● **DATA PROVIDED**
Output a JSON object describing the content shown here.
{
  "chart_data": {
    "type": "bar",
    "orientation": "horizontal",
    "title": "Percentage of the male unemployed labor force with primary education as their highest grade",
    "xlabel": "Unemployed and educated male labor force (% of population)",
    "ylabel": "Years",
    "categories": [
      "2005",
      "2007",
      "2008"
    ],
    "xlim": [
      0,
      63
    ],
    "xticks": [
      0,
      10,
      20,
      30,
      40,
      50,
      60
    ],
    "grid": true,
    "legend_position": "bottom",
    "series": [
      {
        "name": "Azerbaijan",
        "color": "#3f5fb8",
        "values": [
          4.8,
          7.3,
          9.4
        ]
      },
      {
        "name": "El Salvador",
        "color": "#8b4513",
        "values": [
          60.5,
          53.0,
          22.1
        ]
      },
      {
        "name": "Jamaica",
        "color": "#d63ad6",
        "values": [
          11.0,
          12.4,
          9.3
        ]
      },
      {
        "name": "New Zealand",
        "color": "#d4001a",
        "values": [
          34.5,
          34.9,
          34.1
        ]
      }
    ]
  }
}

● **DESCRIPTION OF THE TASK**
Collect, from the material above, every line containing the word "labor".

● **EXERCISE RESULT**
    "title": "Percentage of the male unemployed labor force with primary education as their highest grade",
    "xlabel": "Unemployed and educated male labor force (% of population)",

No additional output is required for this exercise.